(DIRECTIONS):
Find every line with the word "title" and report how many there are, without any other text.

(RECORDS FOR THE TASK):
++++++++

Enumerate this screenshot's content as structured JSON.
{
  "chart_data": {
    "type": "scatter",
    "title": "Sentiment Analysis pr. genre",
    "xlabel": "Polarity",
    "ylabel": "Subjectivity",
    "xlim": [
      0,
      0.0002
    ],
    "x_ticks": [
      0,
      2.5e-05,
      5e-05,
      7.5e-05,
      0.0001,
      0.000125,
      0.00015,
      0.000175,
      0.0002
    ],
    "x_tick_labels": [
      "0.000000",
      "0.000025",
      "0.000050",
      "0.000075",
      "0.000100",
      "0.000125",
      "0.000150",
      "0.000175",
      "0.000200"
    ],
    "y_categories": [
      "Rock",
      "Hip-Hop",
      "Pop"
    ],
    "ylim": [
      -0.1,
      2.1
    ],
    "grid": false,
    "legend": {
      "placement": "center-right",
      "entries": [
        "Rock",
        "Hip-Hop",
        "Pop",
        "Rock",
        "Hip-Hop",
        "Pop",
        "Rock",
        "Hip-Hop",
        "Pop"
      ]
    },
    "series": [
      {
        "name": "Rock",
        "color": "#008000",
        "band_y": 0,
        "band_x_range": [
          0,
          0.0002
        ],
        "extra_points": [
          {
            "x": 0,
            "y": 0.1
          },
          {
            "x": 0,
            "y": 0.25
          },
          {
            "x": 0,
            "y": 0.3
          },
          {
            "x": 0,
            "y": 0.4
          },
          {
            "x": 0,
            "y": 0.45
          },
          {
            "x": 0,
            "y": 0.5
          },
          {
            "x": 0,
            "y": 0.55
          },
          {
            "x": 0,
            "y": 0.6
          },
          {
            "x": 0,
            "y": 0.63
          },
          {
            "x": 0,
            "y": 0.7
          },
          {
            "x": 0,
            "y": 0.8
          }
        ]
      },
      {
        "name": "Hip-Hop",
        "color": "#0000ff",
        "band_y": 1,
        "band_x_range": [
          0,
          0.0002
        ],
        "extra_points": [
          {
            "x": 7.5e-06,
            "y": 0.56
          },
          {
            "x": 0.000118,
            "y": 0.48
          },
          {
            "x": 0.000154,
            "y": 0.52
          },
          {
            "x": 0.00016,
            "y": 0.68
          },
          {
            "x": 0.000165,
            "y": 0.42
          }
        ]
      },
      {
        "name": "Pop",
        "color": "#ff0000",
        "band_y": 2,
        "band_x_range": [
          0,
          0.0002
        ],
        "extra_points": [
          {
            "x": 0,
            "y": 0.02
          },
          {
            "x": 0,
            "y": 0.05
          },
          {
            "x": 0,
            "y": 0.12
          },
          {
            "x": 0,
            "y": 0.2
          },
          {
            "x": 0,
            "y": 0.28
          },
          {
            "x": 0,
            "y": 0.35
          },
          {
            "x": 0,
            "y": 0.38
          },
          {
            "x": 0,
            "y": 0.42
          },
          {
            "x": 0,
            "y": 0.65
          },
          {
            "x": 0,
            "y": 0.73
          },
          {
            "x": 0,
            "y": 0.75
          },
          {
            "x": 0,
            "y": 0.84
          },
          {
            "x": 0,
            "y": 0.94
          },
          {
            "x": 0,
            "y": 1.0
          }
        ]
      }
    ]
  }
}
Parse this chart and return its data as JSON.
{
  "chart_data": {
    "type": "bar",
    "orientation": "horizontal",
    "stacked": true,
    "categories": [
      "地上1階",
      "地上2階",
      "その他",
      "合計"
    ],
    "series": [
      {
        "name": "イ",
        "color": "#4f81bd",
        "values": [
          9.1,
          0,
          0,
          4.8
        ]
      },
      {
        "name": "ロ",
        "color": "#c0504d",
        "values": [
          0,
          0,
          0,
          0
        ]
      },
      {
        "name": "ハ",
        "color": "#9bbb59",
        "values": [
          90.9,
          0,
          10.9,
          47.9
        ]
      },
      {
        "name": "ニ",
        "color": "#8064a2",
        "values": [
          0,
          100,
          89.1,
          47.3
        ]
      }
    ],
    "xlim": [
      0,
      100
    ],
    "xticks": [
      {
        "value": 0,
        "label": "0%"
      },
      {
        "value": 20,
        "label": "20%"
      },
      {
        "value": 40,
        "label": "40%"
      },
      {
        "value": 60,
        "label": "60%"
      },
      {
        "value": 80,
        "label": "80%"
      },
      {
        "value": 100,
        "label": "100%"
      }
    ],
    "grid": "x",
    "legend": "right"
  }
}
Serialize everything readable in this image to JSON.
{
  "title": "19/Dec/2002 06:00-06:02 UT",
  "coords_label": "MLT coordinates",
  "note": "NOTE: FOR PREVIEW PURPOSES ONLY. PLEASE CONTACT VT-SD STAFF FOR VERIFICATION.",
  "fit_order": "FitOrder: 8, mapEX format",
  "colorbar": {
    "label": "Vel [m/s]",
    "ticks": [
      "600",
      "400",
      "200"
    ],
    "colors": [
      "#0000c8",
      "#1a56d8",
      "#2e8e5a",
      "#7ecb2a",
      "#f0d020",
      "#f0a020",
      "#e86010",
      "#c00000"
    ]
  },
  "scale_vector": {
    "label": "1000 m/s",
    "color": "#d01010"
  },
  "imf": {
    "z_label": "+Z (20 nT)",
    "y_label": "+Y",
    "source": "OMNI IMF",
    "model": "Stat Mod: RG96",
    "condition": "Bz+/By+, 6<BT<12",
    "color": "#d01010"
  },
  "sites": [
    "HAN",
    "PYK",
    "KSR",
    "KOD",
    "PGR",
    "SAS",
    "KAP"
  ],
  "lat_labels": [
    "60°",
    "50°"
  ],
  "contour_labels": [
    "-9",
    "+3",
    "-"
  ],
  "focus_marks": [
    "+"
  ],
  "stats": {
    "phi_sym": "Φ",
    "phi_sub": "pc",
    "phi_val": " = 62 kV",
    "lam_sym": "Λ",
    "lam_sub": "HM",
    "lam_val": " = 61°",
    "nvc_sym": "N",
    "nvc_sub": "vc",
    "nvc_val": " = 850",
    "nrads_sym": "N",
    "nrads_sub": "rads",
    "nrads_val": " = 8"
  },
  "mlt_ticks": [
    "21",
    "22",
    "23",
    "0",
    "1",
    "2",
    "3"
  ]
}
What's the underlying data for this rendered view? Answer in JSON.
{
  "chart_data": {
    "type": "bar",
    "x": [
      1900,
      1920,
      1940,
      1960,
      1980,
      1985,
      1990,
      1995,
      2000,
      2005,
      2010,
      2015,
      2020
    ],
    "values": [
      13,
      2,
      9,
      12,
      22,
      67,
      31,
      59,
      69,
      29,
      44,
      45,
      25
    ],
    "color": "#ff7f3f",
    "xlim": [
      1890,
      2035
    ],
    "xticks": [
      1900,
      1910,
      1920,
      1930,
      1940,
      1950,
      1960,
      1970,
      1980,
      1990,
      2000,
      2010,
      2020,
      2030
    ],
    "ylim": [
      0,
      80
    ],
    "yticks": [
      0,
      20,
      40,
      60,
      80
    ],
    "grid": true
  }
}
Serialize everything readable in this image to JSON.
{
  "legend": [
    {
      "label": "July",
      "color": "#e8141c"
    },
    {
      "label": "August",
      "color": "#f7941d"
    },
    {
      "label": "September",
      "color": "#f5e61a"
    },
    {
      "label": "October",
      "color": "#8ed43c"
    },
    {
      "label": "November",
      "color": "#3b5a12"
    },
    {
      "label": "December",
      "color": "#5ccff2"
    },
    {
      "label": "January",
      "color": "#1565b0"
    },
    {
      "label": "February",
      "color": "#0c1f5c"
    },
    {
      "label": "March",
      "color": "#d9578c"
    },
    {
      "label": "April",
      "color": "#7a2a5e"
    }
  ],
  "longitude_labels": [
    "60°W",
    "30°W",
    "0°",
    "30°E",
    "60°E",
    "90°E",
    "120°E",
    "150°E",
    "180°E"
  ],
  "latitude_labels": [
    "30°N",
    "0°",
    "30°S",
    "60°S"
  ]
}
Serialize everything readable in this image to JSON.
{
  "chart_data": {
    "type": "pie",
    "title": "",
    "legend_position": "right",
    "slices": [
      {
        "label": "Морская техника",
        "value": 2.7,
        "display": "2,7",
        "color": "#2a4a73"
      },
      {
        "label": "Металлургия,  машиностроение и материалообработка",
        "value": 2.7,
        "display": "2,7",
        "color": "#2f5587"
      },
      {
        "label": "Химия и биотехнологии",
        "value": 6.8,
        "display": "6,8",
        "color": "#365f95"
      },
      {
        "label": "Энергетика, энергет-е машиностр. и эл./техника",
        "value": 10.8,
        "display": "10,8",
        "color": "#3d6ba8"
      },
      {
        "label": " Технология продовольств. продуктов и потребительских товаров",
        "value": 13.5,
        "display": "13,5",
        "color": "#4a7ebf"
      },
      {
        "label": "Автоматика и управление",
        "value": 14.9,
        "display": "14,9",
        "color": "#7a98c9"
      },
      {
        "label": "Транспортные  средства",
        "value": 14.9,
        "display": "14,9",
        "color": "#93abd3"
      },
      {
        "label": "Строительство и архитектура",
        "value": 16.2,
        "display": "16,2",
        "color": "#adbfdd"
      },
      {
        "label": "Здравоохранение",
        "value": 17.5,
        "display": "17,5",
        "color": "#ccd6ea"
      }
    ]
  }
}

++++++++

(THE RESULT):
3